REQUIRED WORK:
Identify the lines that contain the string "image", then copy each of them.

Saved entries:
= = = = =

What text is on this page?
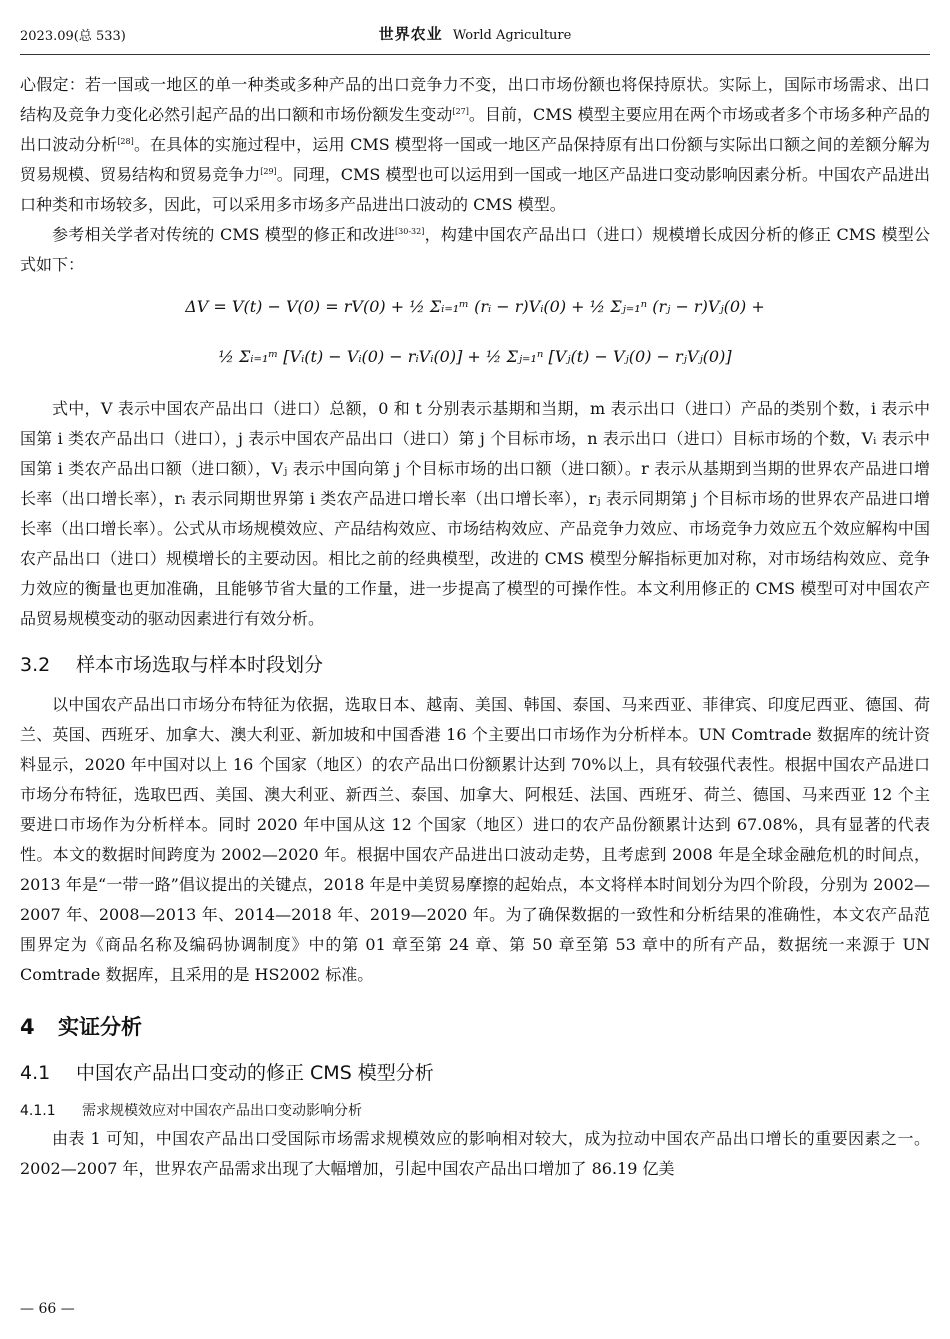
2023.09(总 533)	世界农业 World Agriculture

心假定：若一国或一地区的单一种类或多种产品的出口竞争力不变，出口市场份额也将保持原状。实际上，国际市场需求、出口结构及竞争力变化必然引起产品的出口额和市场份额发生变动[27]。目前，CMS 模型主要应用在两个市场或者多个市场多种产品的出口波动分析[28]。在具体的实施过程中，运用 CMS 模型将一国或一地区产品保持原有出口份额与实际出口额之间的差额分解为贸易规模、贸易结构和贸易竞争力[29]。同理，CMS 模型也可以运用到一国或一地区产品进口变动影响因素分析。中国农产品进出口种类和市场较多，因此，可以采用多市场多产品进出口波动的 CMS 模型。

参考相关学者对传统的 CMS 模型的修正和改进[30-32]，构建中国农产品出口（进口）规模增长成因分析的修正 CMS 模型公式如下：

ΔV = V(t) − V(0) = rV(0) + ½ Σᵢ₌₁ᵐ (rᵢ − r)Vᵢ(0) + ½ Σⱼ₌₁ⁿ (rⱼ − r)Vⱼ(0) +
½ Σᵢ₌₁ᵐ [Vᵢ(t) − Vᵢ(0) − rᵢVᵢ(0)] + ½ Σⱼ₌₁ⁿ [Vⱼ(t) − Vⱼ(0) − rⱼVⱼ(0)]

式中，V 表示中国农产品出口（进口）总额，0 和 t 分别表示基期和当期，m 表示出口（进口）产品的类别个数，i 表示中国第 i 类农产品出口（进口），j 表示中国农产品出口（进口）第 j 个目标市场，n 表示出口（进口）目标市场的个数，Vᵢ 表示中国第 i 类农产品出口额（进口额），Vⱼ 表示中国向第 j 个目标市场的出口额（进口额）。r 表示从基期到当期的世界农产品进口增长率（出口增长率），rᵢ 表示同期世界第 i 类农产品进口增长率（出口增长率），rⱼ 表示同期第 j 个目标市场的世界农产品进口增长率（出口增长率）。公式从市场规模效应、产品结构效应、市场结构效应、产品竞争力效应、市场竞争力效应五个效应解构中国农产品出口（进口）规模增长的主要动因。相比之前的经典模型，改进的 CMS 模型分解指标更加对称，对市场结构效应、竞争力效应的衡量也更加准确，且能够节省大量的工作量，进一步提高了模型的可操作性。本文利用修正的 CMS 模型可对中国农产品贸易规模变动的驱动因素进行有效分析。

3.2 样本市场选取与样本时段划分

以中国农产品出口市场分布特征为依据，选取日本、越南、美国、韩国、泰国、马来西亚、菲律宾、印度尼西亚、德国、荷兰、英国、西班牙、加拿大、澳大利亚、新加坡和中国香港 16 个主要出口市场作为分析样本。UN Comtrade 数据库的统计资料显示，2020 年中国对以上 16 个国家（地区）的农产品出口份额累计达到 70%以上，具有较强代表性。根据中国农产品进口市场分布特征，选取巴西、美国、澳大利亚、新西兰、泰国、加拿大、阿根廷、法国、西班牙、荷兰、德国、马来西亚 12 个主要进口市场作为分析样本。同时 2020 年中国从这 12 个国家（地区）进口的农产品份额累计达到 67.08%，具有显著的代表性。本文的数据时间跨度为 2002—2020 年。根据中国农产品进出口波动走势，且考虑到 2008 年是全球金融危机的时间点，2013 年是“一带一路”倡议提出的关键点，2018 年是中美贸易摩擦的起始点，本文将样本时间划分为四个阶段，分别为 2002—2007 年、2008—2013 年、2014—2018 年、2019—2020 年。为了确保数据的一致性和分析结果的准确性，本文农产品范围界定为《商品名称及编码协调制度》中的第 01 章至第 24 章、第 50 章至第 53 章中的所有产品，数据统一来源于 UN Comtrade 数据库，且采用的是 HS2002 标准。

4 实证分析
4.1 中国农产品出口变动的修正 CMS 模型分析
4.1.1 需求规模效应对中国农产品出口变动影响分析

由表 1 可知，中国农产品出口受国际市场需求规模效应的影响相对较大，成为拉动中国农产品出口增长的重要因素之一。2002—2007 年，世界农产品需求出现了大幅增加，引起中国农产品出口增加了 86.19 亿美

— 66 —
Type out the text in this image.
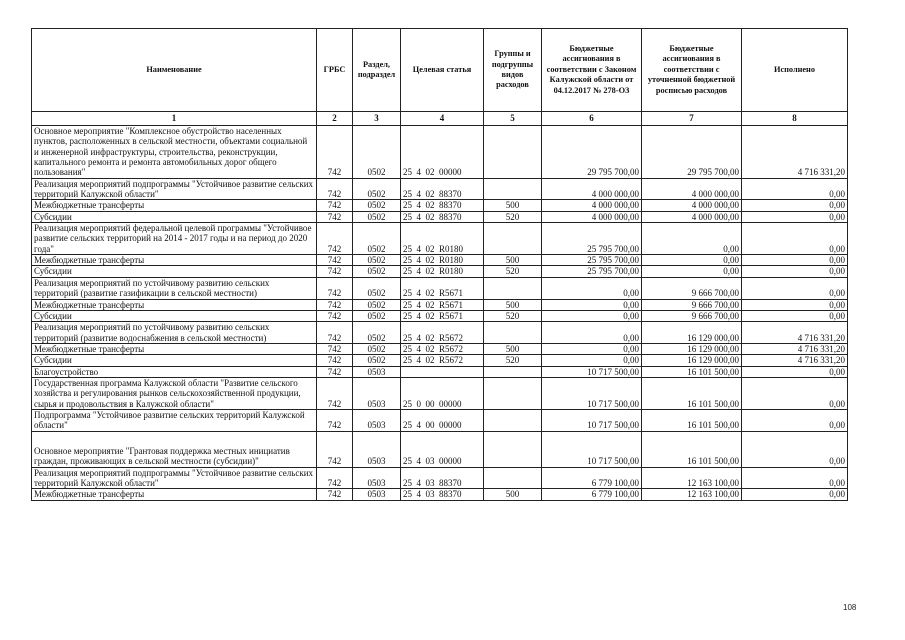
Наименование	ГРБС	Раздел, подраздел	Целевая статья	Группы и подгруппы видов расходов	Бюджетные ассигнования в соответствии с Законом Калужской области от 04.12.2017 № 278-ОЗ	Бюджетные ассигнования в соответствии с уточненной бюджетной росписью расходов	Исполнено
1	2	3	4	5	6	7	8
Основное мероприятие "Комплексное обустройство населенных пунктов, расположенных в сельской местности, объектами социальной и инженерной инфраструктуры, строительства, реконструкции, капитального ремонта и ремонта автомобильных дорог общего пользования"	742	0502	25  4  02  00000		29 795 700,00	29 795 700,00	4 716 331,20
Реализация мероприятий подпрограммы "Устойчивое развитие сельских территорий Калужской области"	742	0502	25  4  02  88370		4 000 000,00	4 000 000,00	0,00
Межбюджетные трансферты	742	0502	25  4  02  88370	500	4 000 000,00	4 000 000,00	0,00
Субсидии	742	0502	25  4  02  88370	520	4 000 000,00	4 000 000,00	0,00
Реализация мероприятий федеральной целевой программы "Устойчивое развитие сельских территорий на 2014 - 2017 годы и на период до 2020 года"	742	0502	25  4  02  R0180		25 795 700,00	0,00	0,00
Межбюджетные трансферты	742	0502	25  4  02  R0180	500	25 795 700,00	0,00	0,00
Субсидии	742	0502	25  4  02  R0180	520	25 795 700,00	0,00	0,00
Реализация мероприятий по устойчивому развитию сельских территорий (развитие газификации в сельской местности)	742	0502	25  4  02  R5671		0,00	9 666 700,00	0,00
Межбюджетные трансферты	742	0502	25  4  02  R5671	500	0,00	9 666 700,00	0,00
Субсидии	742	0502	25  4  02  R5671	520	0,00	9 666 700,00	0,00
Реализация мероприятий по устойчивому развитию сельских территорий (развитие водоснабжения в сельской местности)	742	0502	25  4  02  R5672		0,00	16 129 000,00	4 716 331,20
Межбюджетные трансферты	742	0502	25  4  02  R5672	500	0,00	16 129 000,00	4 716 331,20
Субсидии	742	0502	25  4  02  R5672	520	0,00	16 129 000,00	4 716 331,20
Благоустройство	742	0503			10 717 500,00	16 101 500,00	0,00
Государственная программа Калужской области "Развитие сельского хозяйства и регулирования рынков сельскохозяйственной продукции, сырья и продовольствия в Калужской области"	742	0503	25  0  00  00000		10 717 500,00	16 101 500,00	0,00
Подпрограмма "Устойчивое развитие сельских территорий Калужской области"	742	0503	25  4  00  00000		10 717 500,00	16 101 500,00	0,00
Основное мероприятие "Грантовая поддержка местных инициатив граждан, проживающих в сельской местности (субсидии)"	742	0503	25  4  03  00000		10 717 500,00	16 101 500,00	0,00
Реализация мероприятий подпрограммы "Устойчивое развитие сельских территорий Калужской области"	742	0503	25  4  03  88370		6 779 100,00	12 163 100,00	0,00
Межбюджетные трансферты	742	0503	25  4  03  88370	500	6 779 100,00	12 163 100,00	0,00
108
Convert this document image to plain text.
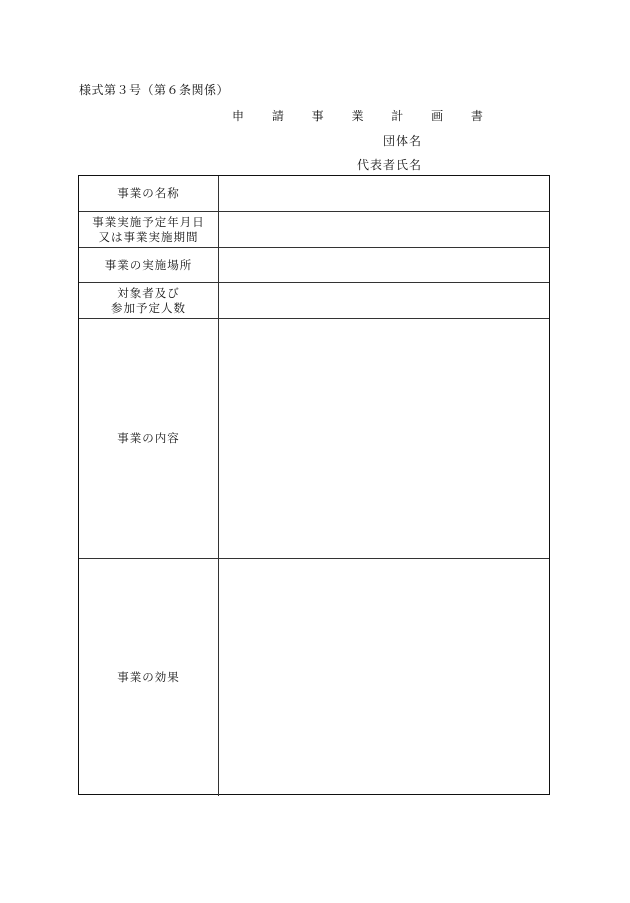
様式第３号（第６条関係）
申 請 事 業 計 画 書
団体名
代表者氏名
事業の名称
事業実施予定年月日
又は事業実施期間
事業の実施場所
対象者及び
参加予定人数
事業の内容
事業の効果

= = = = =

OUTPUT OF THE TASK:
Type out the text in this image.
Convert this document image to plain text.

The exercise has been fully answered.